* Work to be completed
Restate the full set of records exactly, word for word.

= = = = =

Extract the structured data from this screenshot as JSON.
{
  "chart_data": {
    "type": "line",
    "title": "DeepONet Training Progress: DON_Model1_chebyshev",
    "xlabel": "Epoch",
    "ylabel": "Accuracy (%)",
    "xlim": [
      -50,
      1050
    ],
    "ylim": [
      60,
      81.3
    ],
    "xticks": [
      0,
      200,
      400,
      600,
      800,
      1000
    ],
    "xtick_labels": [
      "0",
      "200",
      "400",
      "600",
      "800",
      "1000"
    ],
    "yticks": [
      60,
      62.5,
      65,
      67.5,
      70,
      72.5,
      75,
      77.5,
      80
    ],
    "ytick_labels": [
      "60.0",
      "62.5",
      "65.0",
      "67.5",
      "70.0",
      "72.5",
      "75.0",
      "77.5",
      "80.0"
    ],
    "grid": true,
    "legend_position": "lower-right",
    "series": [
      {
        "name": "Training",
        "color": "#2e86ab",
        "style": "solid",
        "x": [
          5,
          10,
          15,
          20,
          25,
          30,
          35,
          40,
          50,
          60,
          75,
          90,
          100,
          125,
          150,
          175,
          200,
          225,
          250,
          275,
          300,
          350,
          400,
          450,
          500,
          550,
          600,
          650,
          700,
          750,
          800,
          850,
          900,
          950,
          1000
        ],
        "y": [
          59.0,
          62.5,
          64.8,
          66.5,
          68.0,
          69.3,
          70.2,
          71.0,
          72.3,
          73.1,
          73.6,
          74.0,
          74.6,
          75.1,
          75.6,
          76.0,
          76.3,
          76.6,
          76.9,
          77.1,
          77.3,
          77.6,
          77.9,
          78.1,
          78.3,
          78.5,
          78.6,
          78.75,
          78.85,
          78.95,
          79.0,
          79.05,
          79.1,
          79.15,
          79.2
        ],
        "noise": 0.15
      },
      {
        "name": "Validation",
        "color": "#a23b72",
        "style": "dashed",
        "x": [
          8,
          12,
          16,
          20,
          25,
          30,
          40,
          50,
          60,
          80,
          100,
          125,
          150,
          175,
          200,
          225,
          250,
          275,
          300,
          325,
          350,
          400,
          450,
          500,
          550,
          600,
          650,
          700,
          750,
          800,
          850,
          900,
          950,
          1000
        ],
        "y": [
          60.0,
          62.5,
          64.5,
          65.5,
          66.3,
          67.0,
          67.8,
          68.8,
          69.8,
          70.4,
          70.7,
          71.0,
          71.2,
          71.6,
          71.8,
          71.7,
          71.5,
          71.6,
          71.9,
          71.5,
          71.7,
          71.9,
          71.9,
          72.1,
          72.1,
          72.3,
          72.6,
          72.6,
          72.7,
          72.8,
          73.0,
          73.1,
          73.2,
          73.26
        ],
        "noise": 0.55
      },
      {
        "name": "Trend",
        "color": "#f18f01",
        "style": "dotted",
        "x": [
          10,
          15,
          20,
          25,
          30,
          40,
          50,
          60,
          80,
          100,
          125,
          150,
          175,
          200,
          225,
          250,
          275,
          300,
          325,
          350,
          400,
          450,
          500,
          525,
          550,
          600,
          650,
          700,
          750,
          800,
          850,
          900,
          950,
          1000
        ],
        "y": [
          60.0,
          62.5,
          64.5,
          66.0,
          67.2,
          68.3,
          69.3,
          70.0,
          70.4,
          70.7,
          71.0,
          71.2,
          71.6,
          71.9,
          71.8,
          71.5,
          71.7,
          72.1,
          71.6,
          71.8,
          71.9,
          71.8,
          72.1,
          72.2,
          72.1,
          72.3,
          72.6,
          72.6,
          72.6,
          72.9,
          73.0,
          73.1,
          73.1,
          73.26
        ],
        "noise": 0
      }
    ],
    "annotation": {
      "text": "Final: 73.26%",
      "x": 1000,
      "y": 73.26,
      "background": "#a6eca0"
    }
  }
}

= = = = =

* Solved problem
Extract the structured data from this screenshot as JSON.
{
  "chart_data": {
    "type": "line",
    "title": "DeepONet Training Progress: DON_Model1_chebyshev",
    "xlabel": "Epoch",
    "ylabel": "Accuracy (%)",
    "xlim": [
      -50,
      1050
    ],
    "ylim": [
      60,
      81.3
    ],
    "xticks": [
      0,
      200,
      400,
      600,
      800,
      1000
    ],
    "xtick_labels": [
      "0",
      "200",
      "400",
      "600",
      "800",
      "1000"
    ],
    "yticks": [
      60,
      62.5,
      65,
      67.5,
      70,
      72.5,
      75,
      77.5,
      80
    ],
    "ytick_labels": [
      "60.0",
      "62.5",
      "65.0",
      "67.5",
      "70.0",
      "72.5",
      "75.0",
      "77.5",
      "80.0"
    ],
    "grid": true,
    "legend_position": "lower-right",
    "series": [
      {
        "name": "Training",
        "color": "#2e86ab",
        "style": "solid",
        "x": [
          5,
          10,
          15,
          20,
          25,
          30,
          35,
          40,
          50,
          60,
          75,
          90,
          100,
          125,
          150,
          175,
          200,
          225,
          250,
          275,
          300,
          350,
          400,
          450,
          500,
          550,
          600,
          650,
          700,
          750,
          800,
          850,
          900,
          950,
          1000
        ],
        "y": [
          59.0,
          62.5,
          64.8,
          66.5,
          68.0,
          69.3,
          70.2,
          71.0,
          72.3,
          73.1,
          73.6,
          74.0,
          74.6,
          75.1,
          75.6,
          76.0,
          76.3,
          76.6,
          76.9,
          77.1,
          77.3,
          77.6,
          77.9,
          78.1,
          78.3,
          78.5,
          78.6,
          78.75,
          78.85,
          78.95,
          79.0,
          79.05,
          79.1,
          79.15,
          79.2
        ],
        "noise": 0.15
      },
      {
        "name": "Validation",
        "color": "#a23b72",
        "style": "dashed",
        "x": [
          8,
          12,
          16,
          20,
          25,
          30,
          40,
          50,
          60,
          80,
          100,
          125,
          150,
          175,
          200,
          225,
          250,
          275,
          300,
          325,
          350,
          400,
          450,
          500,
          550,
          600,
          650,
          700,
          750,
          800,
          850,
          900,
          950,
          1000
        ],
        "y": [
          60.0,
          62.5,
          64.5,
          65.5,
          66.3,
          67.0,
          67.8,
          68.8,
          69.8,
          70.4,
          70.7,
          71.0,
          71.2,
          71.6,
          71.8,
          71.7,
          71.5,
          71.6,
          71.9,
          71.5,
          71.7,
          71.9,
          71.9,
          72.1,
          72.1,
          72.3,
          72.6,
          72.6,
          72.7,
          72.8,
          73.0,
          73.1,
          73.2,
          73.26
        ],
        "noise": 0.55
      },
      {
        "name": "Trend",
        "color": "#f18f01",
        "style": "dotted",
        "x": [
          10,
          15,
          20,
          25,
          30,
          40,
          50,
          60,
          80,
          100,
          125,
          150,
          175,
          200,
          225,
          250,
          275,
          300,
          325,
          350,
          400,
          450,
          500,
          525,
          550,
          600,
          650,
          700,
          750,
          800,
          850,
          900,
          950,
          1000
        ],
        "y": [
          60.0,
          62.5,
          64.5,
          66.0,
          67.2,
          68.3,
          69.3,
          70.0,
          70.4,
          70.7,
          71.0,
          71.2,
          71.6,
          71.9,
          71.8,
          71.5,
          71.7,
          72.1,
          71.6,
          71.8,
          71.9,
          71.8,
          72.1,
          72.2,
          72.1,
          72.3,
          72.6,
          72.6,
          72.6,
          72.9,
          73.0,
          73.1,
          73.1,
          73.26
        ],
        "noise": 0
      }
    ],
    "annotation": {
      "text": "Final: 73.26%",
      "x": 1000,
      "y": 73.26,
      "background": "#a6eca0"
    }
  }
}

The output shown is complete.